TASK TO CARRY OUT: Pick out each line of the records in which the word "sudah" appears.

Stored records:
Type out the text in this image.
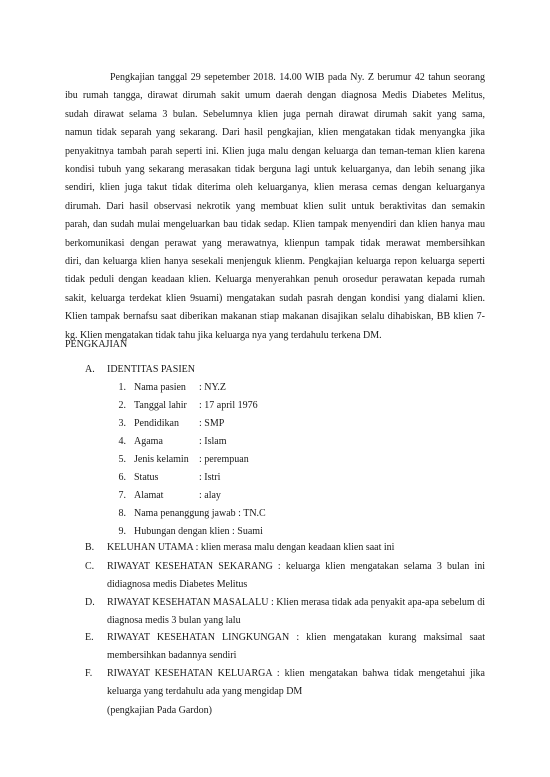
Pengkajian tanggal 29 sepetember 2018. 14.00 WIB pada Ny. Z berumur 42 tahun seorang
ibu rumah tangga, dirawat dirumah sakit umum daerah dengan diagnosa Medis Diabetes Melitus,
sudah dirawat selama 3 bulan. Sebelumnya klien juga pernah dirawat dirumah sakit yang sama,
namun tidak separah yang sekarang. Dari hasil pengkajian, klien mengatakan tidak menyangka jika
penyakitnya tambah parah seperti ini. Klien juga malu dengan keluarga dan teman-teman klien karena
kondisi tubuh yang sekarang merasakan tidak berguna lagi untuk keluarganya, dan lebih senang jika
sendiri, klien juga takut tidak diterima oleh keluarganya, klien merasa cemas dengan keluarganya
dirumah. Dari hasil observasi nekrotik yang membuat klien sulit untuk beraktivitas dan semakin
parah, dan sudah mulai mengeluarkan bau tidak sedap. Klien tampak menyendiri dan klien hanya mau
berkomunikasi dengan perawat yang merawatnya, klienpun tampak tidak merawat membersihkan
diri, dan keluarga klien hanya sesekali menjenguk klienm. Pengkajian keluarga repon keluarga seperti
tidak peduli dengan keadaan klien. Keluarga menyerahkan penuh orosedur perawatan kepada rumah
sakit, keluarga terdekat klien 9suami) mengatakan sudah pasrah dengan kondisi yang dialami klien.
Klien tampak bernafsu saat diberikan makanan stiap makanan disajikan selalu dihabiskan, BB klien 7-
kg. Klien mengatakan tidak tahu jika keluarga nya yang terdahulu terkena DM.
PENGKAJIAN
A. IDENTITAS PASIEN
1. Nama pasien : NY.Z
2. Tanggal lahir : 17 april 1976
3. Pendidikan : SMP
4. Agama	: Islam
5. Jenis kelamin : perempuan
6. Status	: Istri
7. Alamat	: alay
8. Nama penanggung jawab : TN.C
9. Hubungan dengan klien : Suami
B. KELUHAN UTAMA : klien merasa malu dengan keadaan klien saat ini
C. RIWAYAT KESEHATAN SEKARANG : keluarga klien mengatakan selama 3 bulan ini didiagnosa medis Diabetes Melitus
D. RIWAYAT KESEHATAN MASALALU : Klien merasa tidak ada penyakit apa-apa sebelum di diagnosa medis 3 bulan yang lalu
E. RIWAYAT KESEHATAN LINGKUNGAN : klien mengatakan kurang maksimal saat membersihkan badannya sendiri
F. RIWAYAT KESEHATAN KELUARGA : klien mengatakan bahwa tidak mengetahui jika keluarga yang terdahulu ada yang mengidap DM
(pengkajian Pada Gardon)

ANSWER FOR THE TASK:
sudah dirawat selama 3 bulan. Sebelumnya klien juga pernah dirawat dirumah sakit yang sama,
parah, dan sudah mulai mengeluarkan bau tidak sedap. Klien tampak menyendiri dan klien hanya mau
sakit, keluarga terdekat klien 9suami) mengatakan sudah pasrah dengan kondisi yang dialami klien.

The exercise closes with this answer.